— start of Source document —

Posted: Tuesday, January 10, 2012 8:00 pm
By: By Jimmy Williams

Along about now each year, I begin to get the Christmas spirit. Better late than never.
One catalyst toward that end is the (sometimes) emergence of the year’s first flowers. This time it has been nothing short of remarkable.
My partner in cynicism, Mike Garner, commiserates (and emphathizes) with me on our failures, and last summer’s drought gave us plenty of ammunition. But you (and we) have heard enough of that. It’s January, time to look ahead, or at least look at now.
With pad in hand, I took a walk-around recently to enumerate on paper whatever was in flower. No less than 20 different shrubs, trees, annuals and perennials were noted. No misprint. Some of that, to be sure, was in the singular, that is, just a single blossom, but in other cases there were plenteous amounts.
(There are some few nice people in the world. One of them is Cynthia Guinn, who gave me the aforementioned pad. Not just an ordinary pad, but one made especially for gardeners. It has waterproof pages that can be written on even in rain, and it is a handy size, about 4-by-6 inches, to slip in a pocket.) So, here’s my winter list:
1. Well, violas and (2) pansies (plural), of course.
3. Roses (barely plural). We had a couple of Flower Carpet Scarlet on our Christmas table.

— end of Source document —
— start of Information shown —

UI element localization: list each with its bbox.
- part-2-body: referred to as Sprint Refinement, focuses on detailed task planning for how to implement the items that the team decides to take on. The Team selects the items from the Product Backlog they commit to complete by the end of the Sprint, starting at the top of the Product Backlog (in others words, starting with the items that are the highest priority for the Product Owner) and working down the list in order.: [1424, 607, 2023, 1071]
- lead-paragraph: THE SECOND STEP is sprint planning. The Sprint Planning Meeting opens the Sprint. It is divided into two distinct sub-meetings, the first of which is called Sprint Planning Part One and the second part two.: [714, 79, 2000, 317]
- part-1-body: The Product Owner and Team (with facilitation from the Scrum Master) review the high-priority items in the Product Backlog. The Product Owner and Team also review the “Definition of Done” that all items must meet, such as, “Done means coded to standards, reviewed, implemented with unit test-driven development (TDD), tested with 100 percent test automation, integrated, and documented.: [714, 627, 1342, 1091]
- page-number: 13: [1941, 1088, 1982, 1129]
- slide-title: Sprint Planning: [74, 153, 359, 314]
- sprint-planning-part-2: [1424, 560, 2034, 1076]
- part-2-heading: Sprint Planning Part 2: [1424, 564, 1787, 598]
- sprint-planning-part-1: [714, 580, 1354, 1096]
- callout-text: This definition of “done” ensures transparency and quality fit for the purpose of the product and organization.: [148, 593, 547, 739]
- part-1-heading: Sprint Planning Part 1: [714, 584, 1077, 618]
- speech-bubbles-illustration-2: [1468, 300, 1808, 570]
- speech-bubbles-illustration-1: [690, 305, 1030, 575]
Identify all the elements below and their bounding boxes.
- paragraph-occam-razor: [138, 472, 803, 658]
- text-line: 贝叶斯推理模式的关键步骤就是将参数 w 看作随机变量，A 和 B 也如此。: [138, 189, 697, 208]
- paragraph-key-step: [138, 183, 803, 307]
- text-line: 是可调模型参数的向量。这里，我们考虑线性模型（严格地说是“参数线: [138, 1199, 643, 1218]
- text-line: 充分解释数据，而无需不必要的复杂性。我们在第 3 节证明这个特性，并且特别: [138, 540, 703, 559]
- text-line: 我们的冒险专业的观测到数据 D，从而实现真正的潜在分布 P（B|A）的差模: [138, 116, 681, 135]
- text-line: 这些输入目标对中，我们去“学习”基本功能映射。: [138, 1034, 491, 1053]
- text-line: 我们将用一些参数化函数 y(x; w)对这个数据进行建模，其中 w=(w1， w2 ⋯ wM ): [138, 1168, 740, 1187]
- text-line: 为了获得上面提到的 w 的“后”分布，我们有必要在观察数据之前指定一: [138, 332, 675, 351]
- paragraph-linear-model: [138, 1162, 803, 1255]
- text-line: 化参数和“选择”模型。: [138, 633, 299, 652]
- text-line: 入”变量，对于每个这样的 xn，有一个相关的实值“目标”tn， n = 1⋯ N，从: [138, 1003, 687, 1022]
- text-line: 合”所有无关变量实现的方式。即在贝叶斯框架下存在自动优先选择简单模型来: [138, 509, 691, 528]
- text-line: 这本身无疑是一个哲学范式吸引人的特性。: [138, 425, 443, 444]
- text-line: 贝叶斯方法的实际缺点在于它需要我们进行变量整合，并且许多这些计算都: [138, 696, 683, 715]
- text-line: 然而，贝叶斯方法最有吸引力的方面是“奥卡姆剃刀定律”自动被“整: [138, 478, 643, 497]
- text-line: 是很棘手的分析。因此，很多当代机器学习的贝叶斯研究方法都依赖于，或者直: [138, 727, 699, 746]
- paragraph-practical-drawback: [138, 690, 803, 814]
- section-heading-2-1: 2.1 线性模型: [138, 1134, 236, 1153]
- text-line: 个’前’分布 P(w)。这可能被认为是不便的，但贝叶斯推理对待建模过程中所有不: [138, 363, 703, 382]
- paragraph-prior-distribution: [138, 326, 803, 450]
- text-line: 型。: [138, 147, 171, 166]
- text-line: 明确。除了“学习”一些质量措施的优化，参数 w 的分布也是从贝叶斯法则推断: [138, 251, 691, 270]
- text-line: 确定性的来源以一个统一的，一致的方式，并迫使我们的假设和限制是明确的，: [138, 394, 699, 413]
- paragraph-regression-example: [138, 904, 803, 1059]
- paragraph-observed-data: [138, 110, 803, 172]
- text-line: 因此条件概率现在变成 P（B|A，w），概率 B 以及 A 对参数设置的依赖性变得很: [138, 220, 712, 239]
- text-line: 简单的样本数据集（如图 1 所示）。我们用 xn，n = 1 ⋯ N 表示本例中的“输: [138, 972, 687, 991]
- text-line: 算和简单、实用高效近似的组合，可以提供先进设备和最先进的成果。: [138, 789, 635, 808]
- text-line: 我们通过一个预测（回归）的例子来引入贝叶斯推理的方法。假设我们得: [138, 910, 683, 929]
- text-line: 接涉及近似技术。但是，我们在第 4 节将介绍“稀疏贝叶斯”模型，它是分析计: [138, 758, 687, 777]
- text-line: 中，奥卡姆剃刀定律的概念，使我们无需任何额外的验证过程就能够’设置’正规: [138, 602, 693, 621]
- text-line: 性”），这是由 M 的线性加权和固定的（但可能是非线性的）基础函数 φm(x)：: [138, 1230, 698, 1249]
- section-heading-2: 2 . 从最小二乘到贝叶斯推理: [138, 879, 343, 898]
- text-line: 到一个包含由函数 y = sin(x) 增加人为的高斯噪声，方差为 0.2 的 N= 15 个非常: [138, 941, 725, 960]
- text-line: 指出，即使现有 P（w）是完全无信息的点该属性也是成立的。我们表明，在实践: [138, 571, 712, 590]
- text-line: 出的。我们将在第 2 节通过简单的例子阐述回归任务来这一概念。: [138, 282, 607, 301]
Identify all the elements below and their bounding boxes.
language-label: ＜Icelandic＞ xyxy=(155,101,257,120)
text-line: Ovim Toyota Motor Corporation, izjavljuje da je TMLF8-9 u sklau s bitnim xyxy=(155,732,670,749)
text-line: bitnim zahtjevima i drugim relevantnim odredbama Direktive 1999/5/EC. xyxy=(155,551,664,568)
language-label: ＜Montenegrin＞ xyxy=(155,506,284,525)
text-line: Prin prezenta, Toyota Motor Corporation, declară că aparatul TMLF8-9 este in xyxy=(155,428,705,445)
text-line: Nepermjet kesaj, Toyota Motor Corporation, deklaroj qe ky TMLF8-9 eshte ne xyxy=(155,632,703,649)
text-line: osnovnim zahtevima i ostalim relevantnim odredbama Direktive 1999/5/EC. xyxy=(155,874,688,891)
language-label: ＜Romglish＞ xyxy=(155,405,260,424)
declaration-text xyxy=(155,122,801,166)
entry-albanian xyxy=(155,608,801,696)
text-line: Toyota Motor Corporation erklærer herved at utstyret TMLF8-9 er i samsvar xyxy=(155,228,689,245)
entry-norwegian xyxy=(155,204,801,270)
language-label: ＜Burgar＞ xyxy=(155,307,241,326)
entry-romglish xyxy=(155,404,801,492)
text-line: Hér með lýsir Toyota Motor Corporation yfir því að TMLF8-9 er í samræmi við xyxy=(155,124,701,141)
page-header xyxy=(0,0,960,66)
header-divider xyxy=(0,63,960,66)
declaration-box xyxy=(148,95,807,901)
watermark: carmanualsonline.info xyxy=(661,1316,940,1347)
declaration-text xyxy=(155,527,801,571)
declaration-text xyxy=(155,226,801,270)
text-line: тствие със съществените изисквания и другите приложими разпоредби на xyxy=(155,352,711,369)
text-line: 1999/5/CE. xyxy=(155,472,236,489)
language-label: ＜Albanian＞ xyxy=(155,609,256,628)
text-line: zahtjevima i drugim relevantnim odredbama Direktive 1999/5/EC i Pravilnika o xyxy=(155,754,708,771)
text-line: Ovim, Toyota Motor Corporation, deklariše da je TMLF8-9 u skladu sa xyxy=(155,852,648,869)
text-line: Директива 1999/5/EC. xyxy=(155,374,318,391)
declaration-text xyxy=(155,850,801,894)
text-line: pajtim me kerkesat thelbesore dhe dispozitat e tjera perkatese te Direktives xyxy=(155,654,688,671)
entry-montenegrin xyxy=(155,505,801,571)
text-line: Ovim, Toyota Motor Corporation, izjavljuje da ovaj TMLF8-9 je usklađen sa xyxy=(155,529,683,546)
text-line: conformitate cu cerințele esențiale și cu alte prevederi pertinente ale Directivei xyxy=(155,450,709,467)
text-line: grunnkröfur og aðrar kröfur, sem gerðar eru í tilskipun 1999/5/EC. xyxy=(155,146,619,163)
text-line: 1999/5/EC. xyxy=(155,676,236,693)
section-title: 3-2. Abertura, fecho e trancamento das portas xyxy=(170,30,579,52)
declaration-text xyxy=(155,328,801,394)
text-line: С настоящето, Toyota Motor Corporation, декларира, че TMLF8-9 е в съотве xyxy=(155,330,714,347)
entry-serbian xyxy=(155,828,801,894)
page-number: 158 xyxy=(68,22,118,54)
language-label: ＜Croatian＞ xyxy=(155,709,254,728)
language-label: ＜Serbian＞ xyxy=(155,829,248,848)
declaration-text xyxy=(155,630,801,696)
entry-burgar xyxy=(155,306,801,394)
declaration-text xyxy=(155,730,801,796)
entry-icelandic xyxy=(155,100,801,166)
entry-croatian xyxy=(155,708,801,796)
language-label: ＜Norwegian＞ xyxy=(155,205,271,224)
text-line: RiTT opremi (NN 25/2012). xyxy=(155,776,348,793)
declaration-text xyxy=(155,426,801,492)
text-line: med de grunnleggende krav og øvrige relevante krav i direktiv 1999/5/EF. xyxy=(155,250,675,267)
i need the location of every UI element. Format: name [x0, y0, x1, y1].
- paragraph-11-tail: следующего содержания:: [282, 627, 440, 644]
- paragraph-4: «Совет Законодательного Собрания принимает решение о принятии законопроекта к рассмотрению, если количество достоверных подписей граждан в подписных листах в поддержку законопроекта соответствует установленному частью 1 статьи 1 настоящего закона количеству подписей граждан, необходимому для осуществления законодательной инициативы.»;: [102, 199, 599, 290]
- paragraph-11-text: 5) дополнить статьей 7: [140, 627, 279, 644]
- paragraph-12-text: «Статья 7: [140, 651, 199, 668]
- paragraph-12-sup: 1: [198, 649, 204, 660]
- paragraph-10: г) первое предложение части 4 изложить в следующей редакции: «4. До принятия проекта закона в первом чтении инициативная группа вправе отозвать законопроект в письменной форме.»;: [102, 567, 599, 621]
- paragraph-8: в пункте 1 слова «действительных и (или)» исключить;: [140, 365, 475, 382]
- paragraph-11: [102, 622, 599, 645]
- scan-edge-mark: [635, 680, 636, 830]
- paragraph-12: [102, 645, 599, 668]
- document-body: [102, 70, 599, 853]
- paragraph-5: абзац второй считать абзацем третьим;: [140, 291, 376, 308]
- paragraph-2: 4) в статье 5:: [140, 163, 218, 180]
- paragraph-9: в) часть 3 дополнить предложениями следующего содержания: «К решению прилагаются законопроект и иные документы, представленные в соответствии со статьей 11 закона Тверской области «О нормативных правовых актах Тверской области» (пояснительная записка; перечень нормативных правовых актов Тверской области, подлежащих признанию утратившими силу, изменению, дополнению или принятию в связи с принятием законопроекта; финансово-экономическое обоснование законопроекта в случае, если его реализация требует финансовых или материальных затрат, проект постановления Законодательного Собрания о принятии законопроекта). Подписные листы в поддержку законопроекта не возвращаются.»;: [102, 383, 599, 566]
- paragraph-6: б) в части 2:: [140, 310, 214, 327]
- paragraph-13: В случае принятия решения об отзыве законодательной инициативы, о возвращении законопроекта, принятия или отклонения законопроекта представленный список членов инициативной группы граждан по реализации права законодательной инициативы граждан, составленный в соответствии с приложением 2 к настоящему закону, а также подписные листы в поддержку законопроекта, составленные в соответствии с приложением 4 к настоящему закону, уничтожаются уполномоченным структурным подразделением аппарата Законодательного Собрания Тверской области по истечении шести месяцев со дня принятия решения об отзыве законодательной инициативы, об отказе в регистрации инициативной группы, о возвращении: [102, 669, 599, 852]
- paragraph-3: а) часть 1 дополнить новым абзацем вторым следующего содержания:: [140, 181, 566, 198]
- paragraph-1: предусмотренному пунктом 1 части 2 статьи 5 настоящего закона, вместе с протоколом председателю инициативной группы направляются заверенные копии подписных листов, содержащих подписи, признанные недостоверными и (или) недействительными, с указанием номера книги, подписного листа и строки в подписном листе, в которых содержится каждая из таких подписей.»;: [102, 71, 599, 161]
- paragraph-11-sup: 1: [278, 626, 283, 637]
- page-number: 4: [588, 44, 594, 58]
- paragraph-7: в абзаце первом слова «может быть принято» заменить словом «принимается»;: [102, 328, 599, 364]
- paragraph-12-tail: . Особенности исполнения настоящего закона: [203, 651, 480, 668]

— end of Information shown —

What is asked:
A) Rewrite the paragraph of the gardening column that begins "With pad in hand" as a short bulleted list that keeps its main facts.
B) Answer from the gardening column:
(i) Who gave the writer the pad?
(ii) At least how many different plants did the walk-around find in flower?
(iii) Which roses were on the Christmas table?
Work from the gardening column alone.

Expected outputs:
A)
- The writer recently walked around with a pad, writing down everything in flower.
- At least 20 different shrubs, trees, annuals and perennials were in bloom.
- Some had only a single blossom, while others had plenty.

B)
(i) Cynthia Guinn
(ii) 20
(iii) A couple of Flower Carpet Scarlet